_Goal of the exercise_
Edit the material below so that every "select-arrows-icon" becomes "dropdown-arrows-icon", keeping all other text unchanged, and leave the pictures out of your answer.

#### Provided material ####

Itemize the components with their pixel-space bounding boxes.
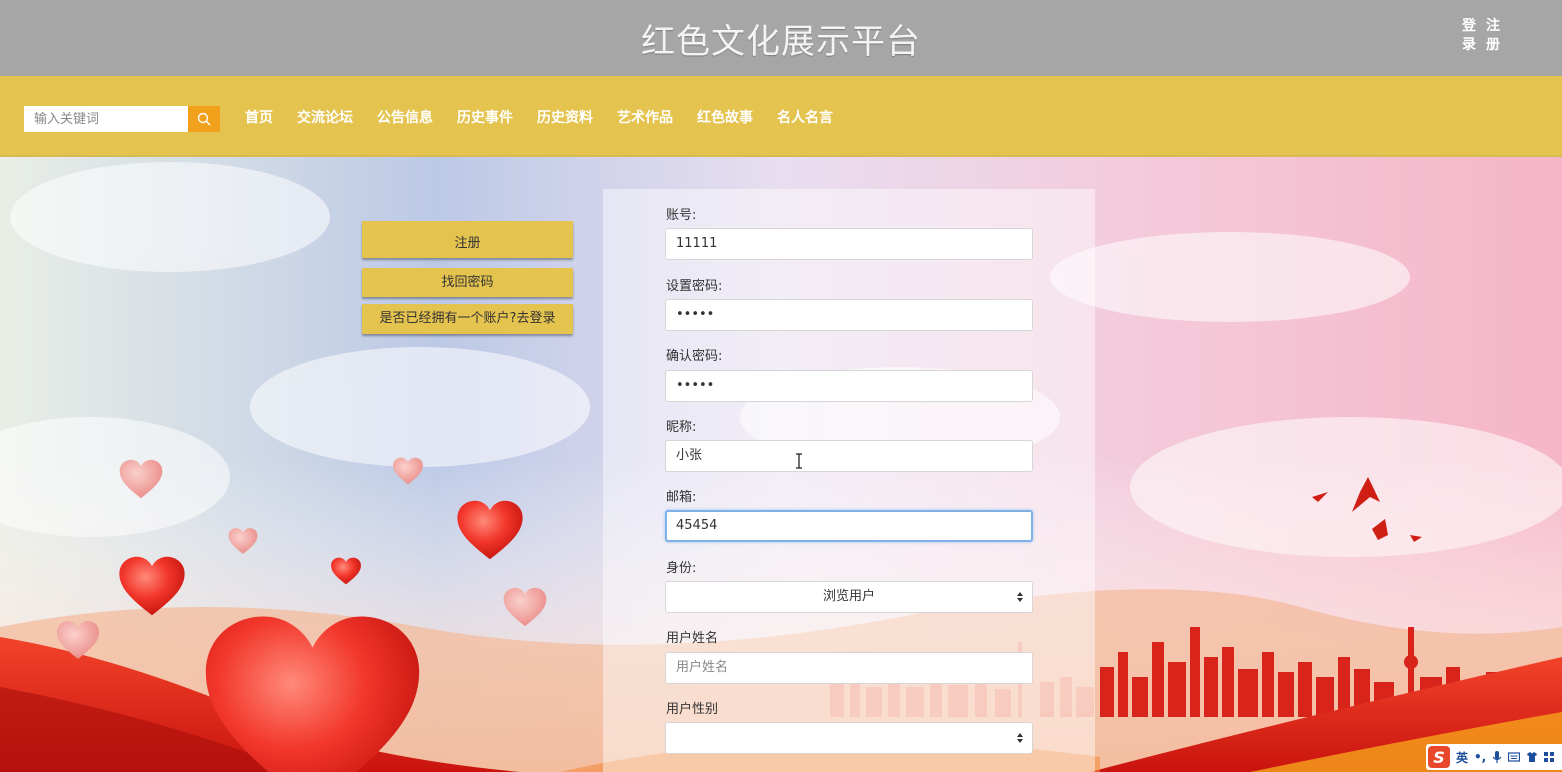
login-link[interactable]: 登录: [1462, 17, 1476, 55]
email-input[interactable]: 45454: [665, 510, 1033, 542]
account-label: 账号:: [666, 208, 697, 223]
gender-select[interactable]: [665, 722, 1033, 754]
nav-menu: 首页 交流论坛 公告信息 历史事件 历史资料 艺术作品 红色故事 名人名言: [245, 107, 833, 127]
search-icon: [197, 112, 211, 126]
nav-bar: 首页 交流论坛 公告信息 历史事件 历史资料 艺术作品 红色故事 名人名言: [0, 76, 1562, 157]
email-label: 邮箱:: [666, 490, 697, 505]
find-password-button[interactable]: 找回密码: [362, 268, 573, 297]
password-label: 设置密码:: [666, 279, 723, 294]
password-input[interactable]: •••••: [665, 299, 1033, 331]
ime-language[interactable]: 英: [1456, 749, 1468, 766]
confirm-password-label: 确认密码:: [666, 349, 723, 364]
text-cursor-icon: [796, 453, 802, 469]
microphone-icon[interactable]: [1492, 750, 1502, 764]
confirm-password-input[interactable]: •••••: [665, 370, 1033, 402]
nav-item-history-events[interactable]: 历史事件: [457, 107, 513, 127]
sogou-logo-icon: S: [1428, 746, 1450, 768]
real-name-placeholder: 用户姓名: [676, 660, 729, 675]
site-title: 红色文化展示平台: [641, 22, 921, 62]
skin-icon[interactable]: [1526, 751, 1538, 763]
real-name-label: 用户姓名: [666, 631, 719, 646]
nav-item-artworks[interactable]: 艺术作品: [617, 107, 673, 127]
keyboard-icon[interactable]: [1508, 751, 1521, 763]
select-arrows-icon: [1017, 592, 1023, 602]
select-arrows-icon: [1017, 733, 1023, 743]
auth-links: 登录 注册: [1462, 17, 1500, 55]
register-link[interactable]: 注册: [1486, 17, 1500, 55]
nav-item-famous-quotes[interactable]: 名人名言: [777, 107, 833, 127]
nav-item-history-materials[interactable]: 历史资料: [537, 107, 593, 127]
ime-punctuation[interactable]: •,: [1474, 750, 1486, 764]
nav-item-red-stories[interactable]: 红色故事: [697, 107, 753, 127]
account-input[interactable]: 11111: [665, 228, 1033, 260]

####

_Problem solution_
Itemize the components with their pixel-space bounding boxes.
login-link[interactable]: 登录: [1462, 17, 1476, 55]
email-input[interactable]: 45454: [665, 510, 1033, 542]
account-label: 账号:: [666, 208, 697, 223]
gender-select[interactable]: [665, 722, 1033, 754]
nav-menu: 首页 交流论坛 公告信息 历史事件 历史资料 艺术作品 红色故事 名人名言: [245, 107, 833, 127]
search-icon: [197, 112, 211, 126]
nav-bar: 首页 交流论坛 公告信息 历史事件 历史资料 艺术作品 红色故事 名人名言: [0, 76, 1562, 157]
email-label: 邮箱:: [666, 490, 697, 505]
find-password-button[interactable]: 找回密码: [362, 268, 573, 297]
password-label: 设置密码:: [666, 279, 723, 294]
password-input[interactable]: •••••: [665, 299, 1033, 331]
ime-language[interactable]: 英: [1456, 749, 1468, 766]
confirm-password-label: 确认密码:: [666, 349, 723, 364]
text-cursor-icon: [796, 453, 802, 469]
microphone-icon[interactable]: [1492, 750, 1502, 764]
confirm-password-input[interactable]: •••••: [665, 370, 1033, 402]
nav-item-history-events[interactable]: 历史事件: [457, 107, 513, 127]
sogou-logo-icon: S: [1428, 746, 1450, 768]
real-name-placeholder: 用户姓名: [676, 660, 729, 675]
site-title: 红色文化展示平台: [641, 22, 921, 62]
skin-icon[interactable]: [1526, 751, 1538, 763]
real-name-label: 用户姓名: [666, 631, 719, 646]
nav-item-artworks[interactable]: 艺术作品: [617, 107, 673, 127]
keyboard-icon[interactable]: [1508, 751, 1521, 763]
dropdown-arrows-icon: [1017, 592, 1023, 602]
dropdown-arrows-icon: [1017, 733, 1023, 743]
auth-links: 登录 注册: [1462, 17, 1500, 55]
register-link[interactable]: 注册: [1486, 17, 1500, 55]
nav-item-famous-quotes[interactable]: 名人名言: [777, 107, 833, 127]
nav-item-history-materials[interactable]: 历史资料: [537, 107, 593, 127]
ime-punctuation[interactable]: •,: [1474, 750, 1486, 764]
nav-item-red-stories[interactable]: 红色故事: [697, 107, 753, 127]
account-input[interactable]: 11111: [665, 228, 1033, 260]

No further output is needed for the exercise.